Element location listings
>> BEGIN
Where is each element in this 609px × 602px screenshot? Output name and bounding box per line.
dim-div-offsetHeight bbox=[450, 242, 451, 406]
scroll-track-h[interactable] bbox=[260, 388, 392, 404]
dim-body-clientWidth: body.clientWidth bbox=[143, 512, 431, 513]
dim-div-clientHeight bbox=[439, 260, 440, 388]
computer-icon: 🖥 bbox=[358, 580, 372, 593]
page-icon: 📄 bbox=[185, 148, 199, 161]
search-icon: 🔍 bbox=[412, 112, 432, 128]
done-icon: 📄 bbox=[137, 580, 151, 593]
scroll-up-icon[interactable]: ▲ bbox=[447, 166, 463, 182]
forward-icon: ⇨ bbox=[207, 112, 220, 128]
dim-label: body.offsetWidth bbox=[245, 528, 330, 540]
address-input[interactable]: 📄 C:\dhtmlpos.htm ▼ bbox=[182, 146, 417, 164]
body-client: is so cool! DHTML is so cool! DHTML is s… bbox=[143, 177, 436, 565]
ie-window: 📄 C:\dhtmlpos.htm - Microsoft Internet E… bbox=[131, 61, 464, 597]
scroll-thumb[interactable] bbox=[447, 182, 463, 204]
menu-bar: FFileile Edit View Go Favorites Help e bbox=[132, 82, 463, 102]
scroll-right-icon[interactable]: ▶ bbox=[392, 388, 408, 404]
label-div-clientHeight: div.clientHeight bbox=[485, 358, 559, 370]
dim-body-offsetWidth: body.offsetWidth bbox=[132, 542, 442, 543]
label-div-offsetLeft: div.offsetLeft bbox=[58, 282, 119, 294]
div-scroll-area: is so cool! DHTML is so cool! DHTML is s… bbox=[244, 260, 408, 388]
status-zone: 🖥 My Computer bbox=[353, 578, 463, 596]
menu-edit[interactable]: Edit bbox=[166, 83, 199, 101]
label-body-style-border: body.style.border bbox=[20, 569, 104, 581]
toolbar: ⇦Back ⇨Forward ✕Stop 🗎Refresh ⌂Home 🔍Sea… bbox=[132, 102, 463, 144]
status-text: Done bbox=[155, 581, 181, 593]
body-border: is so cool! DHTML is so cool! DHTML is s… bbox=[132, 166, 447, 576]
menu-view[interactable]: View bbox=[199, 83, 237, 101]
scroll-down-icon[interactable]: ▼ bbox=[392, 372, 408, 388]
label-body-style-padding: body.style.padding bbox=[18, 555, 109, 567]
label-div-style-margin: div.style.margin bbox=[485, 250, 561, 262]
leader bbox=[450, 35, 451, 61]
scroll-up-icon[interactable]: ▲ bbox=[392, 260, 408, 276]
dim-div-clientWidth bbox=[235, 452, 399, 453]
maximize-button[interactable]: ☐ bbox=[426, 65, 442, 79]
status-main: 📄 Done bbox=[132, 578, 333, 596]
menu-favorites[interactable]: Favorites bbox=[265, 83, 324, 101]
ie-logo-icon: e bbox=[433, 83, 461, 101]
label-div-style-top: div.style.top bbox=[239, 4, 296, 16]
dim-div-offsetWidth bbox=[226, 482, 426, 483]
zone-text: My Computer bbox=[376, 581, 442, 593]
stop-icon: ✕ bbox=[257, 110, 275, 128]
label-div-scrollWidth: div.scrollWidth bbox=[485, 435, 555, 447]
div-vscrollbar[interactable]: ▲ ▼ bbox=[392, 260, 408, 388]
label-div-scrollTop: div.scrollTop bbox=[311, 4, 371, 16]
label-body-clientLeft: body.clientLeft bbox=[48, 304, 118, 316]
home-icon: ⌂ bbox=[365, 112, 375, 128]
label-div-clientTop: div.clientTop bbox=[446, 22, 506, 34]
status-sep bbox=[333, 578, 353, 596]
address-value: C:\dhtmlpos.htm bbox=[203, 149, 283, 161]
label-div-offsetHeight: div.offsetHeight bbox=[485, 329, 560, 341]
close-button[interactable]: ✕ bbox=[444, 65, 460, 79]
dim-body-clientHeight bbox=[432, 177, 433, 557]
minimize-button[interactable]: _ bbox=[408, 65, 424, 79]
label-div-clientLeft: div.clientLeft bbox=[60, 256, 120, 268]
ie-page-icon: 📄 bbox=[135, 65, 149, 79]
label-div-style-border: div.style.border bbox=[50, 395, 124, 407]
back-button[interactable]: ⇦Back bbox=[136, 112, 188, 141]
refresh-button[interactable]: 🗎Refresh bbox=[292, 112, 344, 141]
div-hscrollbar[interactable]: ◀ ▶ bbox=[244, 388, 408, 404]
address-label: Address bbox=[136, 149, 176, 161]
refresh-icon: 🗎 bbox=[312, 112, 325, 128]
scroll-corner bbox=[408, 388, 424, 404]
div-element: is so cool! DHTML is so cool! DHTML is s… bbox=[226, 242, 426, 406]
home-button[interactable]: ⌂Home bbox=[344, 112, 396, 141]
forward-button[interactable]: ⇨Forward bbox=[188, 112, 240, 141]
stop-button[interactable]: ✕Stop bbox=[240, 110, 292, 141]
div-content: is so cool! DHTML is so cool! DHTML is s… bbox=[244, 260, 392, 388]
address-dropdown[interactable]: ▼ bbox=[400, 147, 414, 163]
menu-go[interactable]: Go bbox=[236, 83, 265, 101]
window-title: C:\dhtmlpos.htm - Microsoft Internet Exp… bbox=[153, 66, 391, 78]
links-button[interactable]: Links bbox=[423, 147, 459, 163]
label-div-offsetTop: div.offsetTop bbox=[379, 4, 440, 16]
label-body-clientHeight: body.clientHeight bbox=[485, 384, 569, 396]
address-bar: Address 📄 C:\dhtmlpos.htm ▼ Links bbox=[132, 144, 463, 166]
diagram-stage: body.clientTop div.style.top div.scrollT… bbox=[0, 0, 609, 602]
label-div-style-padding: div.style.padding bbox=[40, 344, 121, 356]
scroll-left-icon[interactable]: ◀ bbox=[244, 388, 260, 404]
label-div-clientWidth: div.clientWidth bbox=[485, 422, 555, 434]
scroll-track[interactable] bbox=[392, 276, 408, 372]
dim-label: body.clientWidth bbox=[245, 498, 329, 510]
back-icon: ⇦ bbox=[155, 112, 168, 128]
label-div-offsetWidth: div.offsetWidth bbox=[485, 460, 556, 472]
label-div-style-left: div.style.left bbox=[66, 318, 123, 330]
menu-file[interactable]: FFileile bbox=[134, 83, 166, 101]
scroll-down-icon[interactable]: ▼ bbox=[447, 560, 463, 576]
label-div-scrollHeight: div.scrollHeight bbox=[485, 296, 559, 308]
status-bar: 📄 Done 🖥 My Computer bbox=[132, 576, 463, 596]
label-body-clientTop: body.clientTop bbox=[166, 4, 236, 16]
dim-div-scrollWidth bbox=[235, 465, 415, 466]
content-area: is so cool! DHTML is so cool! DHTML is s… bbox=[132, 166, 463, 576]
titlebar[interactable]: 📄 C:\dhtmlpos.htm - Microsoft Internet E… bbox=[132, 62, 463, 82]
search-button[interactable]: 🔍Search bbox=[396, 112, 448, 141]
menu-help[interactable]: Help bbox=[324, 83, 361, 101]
>> END
- _What is expected_:
Rewrite every line of the material above as a numbered list, leaving out any blank lines.

- _Output of the task_:
1. Where is each element in this 609px × 602px screenshot? Output name and bounding box per line.
2. dim-div-offsetHeight bbox=[450, 242, 451, 406]
3. scroll-track-h[interactable] bbox=[260, 388, 392, 404]
4. dim-body-clientWidth: body.clientWidth bbox=[143, 512, 431, 513]
5. dim-div-clientHeight bbox=[439, 260, 440, 388]
6. computer-icon: 🖥 bbox=[358, 580, 372, 593]
7. page-icon: 📄 bbox=[185, 148, 199, 161]
8. search-icon: 🔍 bbox=[412, 112, 432, 128]
9. done-icon: 📄 bbox=[137, 580, 151, 593]
10. scroll-up-icon[interactable]: ▲ bbox=[447, 166, 463, 182]
11. forward-icon: ⇨ bbox=[207, 112, 220, 128]
12. dim-label: body.offsetWidth bbox=[245, 528, 330, 540]
13. address-input[interactable]: 📄 C:\dhtmlpos.htm ▼ bbox=[182, 146, 417, 164]
14. body-client: is so cool! DHTML is so cool! DHTML is s… bbox=[143, 177, 436, 565]
15. ie-window: 📄 C:\dhtmlpos.htm - Microsoft Internet E… bbox=[131, 61, 464, 597]
16. scroll-thumb[interactable] bbox=[447, 182, 463, 204]
17. menu-bar: FFileile Edit View Go Favorites Help e bbox=[132, 82, 463, 102]
18. scroll-right-icon[interactable]: ▶ bbox=[392, 388, 408, 404]
19. label-div-clientHeight: div.clientHeight bbox=[485, 358, 559, 370]
20. dim-body-offsetWidth: body.offsetWidth bbox=[132, 542, 442, 543]
21. label-div-offsetLeft: div.offsetLeft bbox=[58, 282, 119, 294]
22. div-scroll-area: is so cool! DHTML is so cool! DHTML is s… bbox=[244, 260, 408, 388]
23. status-zone: 🖥 My Computer bbox=[353, 578, 463, 596]
24. menu-edit[interactable]: Edit bbox=[166, 83, 199, 101]
25. label-body-style-border: body.style.border bbox=[20, 569, 104, 581]
26. toolbar: ⇦Back ⇨Forward ✕Stop 🗎Refresh ⌂Home 🔍Sea… bbox=[132, 102, 463, 144]
27. status-text: Done bbox=[155, 581, 181, 593]
28. body-border: is so cool! DHTML is so cool! DHTML is s… bbox=[132, 166, 447, 576]
29. menu-view[interactable]: View bbox=[199, 83, 237, 101]
30. scroll-down-icon[interactable]: ▼ bbox=[392, 372, 408, 388]
31. label-body-style-padding: body.style.padding bbox=[18, 555, 109, 567]
32. label-div-style-margin: div.style.margin bbox=[485, 250, 561, 262]
33. leader bbox=[450, 35, 451, 61]
34. scroll-up-icon[interactable]: ▲ bbox=[392, 260, 408, 276]
35. dim-div-clientWidth bbox=[235, 452, 399, 453]
36. maximize-button[interactable]: ☐ bbox=[426, 65, 442, 79]
37. status-main: 📄 Done bbox=[132, 578, 333, 596]
38. menu-favorites[interactable]: Favorites bbox=[265, 83, 324, 101]
39. ie-logo-icon: e bbox=[433, 83, 461, 101]
40. label-div-style-top: div.style.top bbox=[239, 4, 296, 16]
41. dim-div-offsetWidth bbox=[226, 482, 426, 483]
42. zone-text: My Computer bbox=[376, 581, 442, 593]
43. stop-icon: ✕ bbox=[257, 110, 275, 128]
44. label-div-scrollWidth: div.scrollWidth bbox=[485, 435, 555, 447]
45. div-vscrollbar[interactable]: ▲ ▼ bbox=[392, 260, 408, 388]
46. label-div-scrollTop: div.scrollTop bbox=[311, 4, 371, 16]
47. label-body-clientLeft: body.clientLeft bbox=[48, 304, 118, 316]
48. home-icon: ⌂ bbox=[365, 112, 375, 128]
49. label-div-clientTop: div.clientTop bbox=[446, 22, 506, 34]
50. status-sep bbox=[333, 578, 353, 596]
51. address-value: C:\dhtmlpos.htm bbox=[203, 149, 283, 161]
52. label-div-offsetHeight: div.offsetHeight bbox=[485, 329, 560, 341]
53. close-button[interactable]: ✕ bbox=[444, 65, 460, 79]
54. dim-body-clientHeight bbox=[432, 177, 433, 557]
55. minimize-button[interactable]: _ bbox=[408, 65, 424, 79]
56. label-div-clientLeft: div.clientLeft bbox=[60, 256, 120, 268]
57. ie-page-icon: 📄 bbox=[135, 65, 149, 79]
58. label-div-style-border: div.style.border bbox=[50, 395, 124, 407]
59. back-button[interactable]: ⇦Back bbox=[136, 112, 188, 141]
60. refresh-button[interactable]: 🗎Refresh bbox=[292, 112, 344, 141]
61. div-hscrollbar[interactable]: ◀ ▶ bbox=[244, 388, 408, 404]
62. address-label: Address bbox=[136, 149, 176, 161]
63. refresh-icon: 🗎 bbox=[312, 112, 325, 128]
64. scroll-corner bbox=[408, 388, 424, 404]
65. div-element: is so cool! DHTML is so cool! DHTML is s… bbox=[226, 242, 426, 406]
66. home-button[interactable]: ⌂Home bbox=[344, 112, 396, 141]
67. forward-button[interactable]: ⇨Forward bbox=[188, 112, 240, 141]
68. stop-button[interactable]: ✕Stop bbox=[240, 110, 292, 141]
69. div-content: is so cool! DHTML is so cool! DHTML is s… bbox=[244, 260, 392, 388]
70. address-dropdown[interactable]: ▼ bbox=[400, 147, 414, 163]
71. menu-go[interactable]: Go bbox=[236, 83, 265, 101]
72. window-title: C:\dhtmlpos.htm - Microsoft Internet Exp… bbox=[153, 66, 391, 78]
73. links-button[interactable]: Links bbox=[423, 147, 459, 163]
74. label-div-offsetTop: div.offsetTop bbox=[379, 4, 440, 16]
75. label-body-clientHeight: body.clientHeight bbox=[485, 384, 569, 396]
76. address-bar: Address 📄 C:\dhtmlpos.htm ▼ Links bbox=[132, 144, 463, 166]
77. diagram-stage: body.clientTop div.style.top div.scrollT… bbox=[0, 0, 609, 602]
78. label-div-style-padding: div.style.padding bbox=[40, 344, 121, 356]
79. scroll-left-icon[interactable]: ◀ bbox=[244, 388, 260, 404]
80. label-div-clientWidth: div.clientWidth bbox=[485, 422, 555, 434]
81. scroll-track[interactable] bbox=[392, 276, 408, 372]
82. dim-label: body.clientWidth bbox=[245, 498, 329, 510]
83. back-icon: ⇦ bbox=[155, 112, 168, 128]
84. label-div-offsetWidth: div.offsetWidth bbox=[485, 460, 556, 472]
85. label-div-style-left: div.style.left bbox=[66, 318, 123, 330]
86. menu-file[interactable]: FFileile bbox=[134, 83, 166, 101]
87. scroll-down-icon[interactable]: ▼ bbox=[447, 560, 463, 576]
88. label-div-scrollHeight: div.scrollHeight bbox=[485, 296, 559, 308]
89. status-bar: 📄 Done 🖥 My Computer bbox=[132, 576, 463, 596]
90. label-body-clientTop: body.clientTop bbox=[166, 4, 236, 16]
91. dim-div-scrollWidth bbox=[235, 465, 415, 466]
92. content-area: is so cool! DHTML is so cool! DHTML is s… bbox=[132, 166, 463, 576]
93. titlebar[interactable]: 📄 C:\dhtmlpos.htm - Microsoft Internet E… bbox=[132, 62, 463, 82]
94. search-button[interactable]: 🔍Search bbox=[396, 112, 448, 141]
95. menu-help[interactable]: Help bbox=[324, 83, 361, 101]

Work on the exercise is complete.